---------- DATA SUPPLIED ----------

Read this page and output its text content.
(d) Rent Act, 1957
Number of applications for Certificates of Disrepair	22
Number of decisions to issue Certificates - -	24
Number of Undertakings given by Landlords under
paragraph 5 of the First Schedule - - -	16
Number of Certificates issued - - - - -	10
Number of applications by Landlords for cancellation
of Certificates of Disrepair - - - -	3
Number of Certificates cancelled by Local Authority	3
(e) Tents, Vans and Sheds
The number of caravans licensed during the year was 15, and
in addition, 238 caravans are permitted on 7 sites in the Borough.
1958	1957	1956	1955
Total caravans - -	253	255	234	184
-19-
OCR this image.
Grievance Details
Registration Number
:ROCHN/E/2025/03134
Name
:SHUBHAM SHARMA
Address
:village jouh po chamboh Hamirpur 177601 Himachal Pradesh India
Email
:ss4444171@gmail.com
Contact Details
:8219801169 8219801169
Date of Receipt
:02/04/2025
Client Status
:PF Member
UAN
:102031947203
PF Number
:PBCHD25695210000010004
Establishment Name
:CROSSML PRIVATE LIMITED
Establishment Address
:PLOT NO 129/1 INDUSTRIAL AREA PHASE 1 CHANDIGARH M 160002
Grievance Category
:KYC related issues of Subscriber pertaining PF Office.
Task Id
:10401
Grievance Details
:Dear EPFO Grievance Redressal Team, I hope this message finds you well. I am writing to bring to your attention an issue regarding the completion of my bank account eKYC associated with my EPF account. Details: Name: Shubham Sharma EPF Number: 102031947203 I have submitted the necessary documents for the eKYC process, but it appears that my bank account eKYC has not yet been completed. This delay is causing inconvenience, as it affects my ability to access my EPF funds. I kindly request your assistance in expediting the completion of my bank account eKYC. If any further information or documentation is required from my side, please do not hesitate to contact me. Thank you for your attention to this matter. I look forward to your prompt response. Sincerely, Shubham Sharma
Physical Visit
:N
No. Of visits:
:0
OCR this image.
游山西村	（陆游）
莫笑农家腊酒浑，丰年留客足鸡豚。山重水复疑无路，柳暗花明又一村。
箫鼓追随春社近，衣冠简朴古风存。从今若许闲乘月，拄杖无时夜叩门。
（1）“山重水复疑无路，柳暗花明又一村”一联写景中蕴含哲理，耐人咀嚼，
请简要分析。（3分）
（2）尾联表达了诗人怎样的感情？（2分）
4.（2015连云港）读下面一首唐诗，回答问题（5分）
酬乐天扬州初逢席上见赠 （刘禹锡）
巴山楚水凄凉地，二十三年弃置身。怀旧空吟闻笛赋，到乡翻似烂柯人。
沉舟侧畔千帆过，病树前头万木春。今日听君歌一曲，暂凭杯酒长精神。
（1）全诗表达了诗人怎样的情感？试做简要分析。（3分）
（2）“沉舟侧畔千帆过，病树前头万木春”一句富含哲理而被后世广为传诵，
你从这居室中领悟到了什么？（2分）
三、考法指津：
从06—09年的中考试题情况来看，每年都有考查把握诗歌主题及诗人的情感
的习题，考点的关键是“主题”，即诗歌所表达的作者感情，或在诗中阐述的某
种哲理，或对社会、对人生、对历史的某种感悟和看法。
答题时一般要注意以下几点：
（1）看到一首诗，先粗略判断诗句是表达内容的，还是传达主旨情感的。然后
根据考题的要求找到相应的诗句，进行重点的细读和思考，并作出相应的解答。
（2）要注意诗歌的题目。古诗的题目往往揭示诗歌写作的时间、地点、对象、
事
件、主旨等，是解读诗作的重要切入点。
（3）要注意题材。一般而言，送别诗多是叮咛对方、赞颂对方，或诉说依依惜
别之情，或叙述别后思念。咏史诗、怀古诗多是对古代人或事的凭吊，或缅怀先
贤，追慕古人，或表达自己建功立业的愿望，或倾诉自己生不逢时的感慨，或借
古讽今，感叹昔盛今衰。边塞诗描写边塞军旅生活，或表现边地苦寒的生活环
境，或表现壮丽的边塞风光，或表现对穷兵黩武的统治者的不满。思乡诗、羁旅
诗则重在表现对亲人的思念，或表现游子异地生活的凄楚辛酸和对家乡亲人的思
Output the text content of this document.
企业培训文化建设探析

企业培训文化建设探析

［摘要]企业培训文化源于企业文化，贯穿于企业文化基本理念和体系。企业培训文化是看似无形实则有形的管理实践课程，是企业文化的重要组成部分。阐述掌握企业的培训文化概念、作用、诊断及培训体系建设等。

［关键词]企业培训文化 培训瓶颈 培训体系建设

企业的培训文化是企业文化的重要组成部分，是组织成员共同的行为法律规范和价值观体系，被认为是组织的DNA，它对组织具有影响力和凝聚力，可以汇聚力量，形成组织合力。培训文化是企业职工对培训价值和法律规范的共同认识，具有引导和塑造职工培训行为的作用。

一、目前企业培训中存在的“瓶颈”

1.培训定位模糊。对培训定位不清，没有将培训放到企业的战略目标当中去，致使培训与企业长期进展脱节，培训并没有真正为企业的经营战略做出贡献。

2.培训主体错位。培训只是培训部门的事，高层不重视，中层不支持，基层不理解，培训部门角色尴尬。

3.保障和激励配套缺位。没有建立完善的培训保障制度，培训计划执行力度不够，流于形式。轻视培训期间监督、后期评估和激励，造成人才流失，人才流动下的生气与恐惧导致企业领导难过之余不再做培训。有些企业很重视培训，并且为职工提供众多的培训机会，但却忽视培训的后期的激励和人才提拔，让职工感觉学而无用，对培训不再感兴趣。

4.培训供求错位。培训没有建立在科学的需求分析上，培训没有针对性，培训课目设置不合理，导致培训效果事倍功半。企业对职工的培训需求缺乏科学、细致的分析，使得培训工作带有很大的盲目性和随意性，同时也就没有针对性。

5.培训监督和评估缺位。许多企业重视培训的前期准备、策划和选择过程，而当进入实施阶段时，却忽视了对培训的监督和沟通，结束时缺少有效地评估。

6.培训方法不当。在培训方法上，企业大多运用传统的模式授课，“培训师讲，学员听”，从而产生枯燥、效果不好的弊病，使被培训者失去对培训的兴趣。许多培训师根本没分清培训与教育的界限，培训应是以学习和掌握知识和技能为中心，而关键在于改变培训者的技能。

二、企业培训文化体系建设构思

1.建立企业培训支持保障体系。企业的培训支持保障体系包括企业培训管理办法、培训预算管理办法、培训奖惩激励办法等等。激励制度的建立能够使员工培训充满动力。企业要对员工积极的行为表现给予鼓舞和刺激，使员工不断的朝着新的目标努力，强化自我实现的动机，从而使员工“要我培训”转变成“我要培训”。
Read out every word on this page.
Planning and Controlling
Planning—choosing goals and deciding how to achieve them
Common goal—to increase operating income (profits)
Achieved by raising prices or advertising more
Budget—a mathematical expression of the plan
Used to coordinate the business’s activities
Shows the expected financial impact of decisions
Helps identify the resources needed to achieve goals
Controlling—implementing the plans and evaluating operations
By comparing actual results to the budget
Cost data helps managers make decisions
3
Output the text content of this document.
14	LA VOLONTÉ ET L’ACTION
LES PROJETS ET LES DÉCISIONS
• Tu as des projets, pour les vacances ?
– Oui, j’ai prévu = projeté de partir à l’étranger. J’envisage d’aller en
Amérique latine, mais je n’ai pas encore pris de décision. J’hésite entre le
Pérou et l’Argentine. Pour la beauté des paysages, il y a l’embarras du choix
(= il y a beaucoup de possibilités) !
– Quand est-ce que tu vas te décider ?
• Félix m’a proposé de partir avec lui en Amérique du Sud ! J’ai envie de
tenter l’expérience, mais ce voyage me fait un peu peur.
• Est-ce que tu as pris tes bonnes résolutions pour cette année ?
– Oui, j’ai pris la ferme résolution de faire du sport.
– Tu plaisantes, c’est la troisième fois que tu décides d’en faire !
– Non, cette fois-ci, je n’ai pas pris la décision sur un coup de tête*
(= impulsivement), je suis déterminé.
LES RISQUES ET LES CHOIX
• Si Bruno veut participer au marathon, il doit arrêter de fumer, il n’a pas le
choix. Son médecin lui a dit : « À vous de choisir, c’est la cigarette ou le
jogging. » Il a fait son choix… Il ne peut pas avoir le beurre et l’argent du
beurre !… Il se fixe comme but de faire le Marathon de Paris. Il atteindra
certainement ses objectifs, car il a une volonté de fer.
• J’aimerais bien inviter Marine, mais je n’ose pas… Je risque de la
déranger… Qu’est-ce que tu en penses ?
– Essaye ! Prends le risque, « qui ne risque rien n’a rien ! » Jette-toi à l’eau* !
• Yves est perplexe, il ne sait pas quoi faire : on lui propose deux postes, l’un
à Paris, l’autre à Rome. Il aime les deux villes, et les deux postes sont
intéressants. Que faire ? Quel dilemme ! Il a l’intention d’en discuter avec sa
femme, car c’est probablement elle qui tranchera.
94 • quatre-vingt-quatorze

----------

Find the count of lines in the data above where the string "mais" occurs. Provide that number alone.

RESPONSE TO THIS TASK:
3